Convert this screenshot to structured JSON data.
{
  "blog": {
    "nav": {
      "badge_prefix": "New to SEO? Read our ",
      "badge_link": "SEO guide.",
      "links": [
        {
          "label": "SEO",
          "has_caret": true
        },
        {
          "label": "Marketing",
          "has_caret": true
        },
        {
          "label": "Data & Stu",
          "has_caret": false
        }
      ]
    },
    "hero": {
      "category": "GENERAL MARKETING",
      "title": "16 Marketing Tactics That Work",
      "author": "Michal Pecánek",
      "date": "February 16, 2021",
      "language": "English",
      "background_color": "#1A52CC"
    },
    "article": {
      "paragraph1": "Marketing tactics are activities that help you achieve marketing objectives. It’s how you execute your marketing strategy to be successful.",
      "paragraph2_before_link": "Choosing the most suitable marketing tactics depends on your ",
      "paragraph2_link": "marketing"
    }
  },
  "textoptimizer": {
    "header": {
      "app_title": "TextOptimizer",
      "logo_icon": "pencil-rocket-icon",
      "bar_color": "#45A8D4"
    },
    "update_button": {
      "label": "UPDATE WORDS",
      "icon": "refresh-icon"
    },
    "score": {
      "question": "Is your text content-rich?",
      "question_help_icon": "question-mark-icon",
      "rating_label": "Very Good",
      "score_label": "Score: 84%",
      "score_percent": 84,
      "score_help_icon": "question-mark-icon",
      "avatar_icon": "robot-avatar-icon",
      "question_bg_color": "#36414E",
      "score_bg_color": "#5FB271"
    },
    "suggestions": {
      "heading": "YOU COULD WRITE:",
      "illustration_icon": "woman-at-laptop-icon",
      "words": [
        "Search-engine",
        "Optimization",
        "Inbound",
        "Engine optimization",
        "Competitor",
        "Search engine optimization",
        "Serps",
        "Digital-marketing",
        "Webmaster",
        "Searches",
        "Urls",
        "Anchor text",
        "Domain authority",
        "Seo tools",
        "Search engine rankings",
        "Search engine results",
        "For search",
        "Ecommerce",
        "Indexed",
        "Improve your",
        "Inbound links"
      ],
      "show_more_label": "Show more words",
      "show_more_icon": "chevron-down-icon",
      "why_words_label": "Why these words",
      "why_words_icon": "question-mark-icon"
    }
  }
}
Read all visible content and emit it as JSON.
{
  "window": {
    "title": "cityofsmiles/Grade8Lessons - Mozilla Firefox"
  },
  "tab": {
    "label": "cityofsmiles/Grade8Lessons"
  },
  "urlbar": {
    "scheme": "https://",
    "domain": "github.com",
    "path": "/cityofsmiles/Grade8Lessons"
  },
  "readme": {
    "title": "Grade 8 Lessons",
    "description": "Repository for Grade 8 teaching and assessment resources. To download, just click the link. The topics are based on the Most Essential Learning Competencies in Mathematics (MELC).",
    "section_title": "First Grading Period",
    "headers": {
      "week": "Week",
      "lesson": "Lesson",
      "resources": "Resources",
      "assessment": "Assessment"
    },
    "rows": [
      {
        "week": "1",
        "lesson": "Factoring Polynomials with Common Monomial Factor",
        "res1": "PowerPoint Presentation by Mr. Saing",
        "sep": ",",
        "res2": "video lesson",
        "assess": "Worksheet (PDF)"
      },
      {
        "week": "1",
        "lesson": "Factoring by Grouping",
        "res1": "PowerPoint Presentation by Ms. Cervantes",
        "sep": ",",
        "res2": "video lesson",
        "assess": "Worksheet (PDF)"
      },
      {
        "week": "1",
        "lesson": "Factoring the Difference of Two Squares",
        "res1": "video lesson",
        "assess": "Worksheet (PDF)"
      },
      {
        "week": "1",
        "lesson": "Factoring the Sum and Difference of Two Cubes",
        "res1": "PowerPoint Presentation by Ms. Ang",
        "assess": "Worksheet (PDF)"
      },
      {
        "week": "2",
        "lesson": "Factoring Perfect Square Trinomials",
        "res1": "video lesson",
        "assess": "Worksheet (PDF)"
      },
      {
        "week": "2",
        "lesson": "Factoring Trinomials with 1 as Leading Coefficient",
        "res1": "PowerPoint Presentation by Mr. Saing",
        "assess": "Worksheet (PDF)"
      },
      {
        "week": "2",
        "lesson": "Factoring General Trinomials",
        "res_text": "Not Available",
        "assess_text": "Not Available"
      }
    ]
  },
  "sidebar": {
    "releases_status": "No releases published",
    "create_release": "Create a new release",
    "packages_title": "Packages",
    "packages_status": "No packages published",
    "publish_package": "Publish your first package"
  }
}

▶ What is expected: Return only the number of lines in the data above that include the word "content".

▶ Answer in full: 2